**Do this**
Copy out the complete listing, word for word.

**Record set**
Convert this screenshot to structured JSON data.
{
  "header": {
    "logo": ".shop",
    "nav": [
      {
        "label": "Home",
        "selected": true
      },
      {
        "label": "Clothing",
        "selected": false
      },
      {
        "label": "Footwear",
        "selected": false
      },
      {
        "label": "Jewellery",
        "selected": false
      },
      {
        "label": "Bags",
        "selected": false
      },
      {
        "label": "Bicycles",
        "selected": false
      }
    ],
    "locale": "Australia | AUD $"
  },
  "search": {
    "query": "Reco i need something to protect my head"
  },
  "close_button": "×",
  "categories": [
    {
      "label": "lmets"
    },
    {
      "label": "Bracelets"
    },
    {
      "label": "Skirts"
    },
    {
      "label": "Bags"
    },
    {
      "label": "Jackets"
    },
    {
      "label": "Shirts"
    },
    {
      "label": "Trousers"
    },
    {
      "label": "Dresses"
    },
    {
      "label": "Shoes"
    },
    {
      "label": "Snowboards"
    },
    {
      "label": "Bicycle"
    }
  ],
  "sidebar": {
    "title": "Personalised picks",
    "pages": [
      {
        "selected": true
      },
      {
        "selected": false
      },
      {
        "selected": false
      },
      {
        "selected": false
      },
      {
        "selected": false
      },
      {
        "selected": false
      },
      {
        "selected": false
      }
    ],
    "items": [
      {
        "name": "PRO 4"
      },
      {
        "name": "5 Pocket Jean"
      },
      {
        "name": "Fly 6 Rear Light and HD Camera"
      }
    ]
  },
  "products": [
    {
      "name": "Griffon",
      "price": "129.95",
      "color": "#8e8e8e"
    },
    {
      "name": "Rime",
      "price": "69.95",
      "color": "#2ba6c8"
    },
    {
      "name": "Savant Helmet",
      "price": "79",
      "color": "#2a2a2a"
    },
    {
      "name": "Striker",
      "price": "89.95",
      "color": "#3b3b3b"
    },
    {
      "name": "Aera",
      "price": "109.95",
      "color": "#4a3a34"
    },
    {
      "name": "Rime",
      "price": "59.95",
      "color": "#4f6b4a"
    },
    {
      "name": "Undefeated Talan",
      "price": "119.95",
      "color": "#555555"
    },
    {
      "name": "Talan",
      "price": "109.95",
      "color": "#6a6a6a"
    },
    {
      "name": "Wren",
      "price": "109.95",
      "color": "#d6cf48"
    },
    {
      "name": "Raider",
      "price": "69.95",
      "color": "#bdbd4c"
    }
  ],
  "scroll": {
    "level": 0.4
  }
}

**Reply**
Convert this screenshot to structured JSON data.
{
  "header": {
    "logo": ".shop",
    "nav": [
      {
        "label": "Home",
        "selected": true
      },
      {
        "label": "Clothing",
        "selected": false
      },
      {
        "label": "Footwear",
        "selected": false
      },
      {
        "label": "Jewellery",
        "selected": false
      },
      {
        "label": "Bags",
        "selected": false
      },
      {
        "label": "Bicycles",
        "selected": false
      }
    ],
    "locale": "Australia | AUD $"
  },
  "search": {
    "query": "Reco i need something to protect my head"
  },
  "close_button": "×",
  "categories": [
    {
      "label": "lmets"
    },
    {
      "label": "Bracelets"
    },
    {
      "label": "Skirts"
    },
    {
      "label": "Bags"
    },
    {
      "label": "Jackets"
    },
    {
      "label": "Shirts"
    },
    {
      "label": "Trousers"
    },
    {
      "label": "Dresses"
    },
    {
      "label": "Shoes"
    },
    {
      "label": "Snowboards"
    },
    {
      "label": "Bicycle"
    }
  ],
  "sidebar": {
    "title": "Personalised picks",
    "pages": [
      {
        "selected": true
      },
      {
        "selected": false
      },
      {
        "selected": false
      },
      {
        "selected": false
      },
      {
        "selected": false
      },
      {
        "selected": false
      },
      {
        "selected": false
      }
    ],
    "items": [
      {
        "name": "PRO 4"
      },
      {
        "name": "5 Pocket Jean"
      },
      {
        "name": "Fly 6 Rear Light and HD Camera"
      }
    ]
  },
  "products": [
    {
      "name": "Griffon",
      "price": "129.95",
      "color": "#8e8e8e"
    },
    {
      "name": "Rime",
      "price": "69.95",
      "color": "#2ba6c8"
    },
    {
      "name": "Savant Helmet",
      "price": "79",
      "color": "#2a2a2a"
    },
    {
      "name": "Striker",
      "price": "89.95",
      "color": "#3b3b3b"
    },
    {
      "name": "Aera",
      "price": "109.95",
      "color": "#4a3a34"
    },
    {
      "name": "Rime",
      "price": "59.95",
      "color": "#4f6b4a"
    },
    {
      "name": "Undefeated Talan",
      "price": "119.95",
      "color": "#555555"
    },
    {
      "name": "Talan",
      "price": "109.95",
      "color": "#6a6a6a"
    },
    {
      "name": "Wren",
      "price": "109.95",
      "color": "#d6cf48"
    },
    {
      "name": "Raider",
      "price": "69.95",
      "color": "#bdbd4c"
    }
  ],
  "scroll": {
    "level": 0.4
  }
}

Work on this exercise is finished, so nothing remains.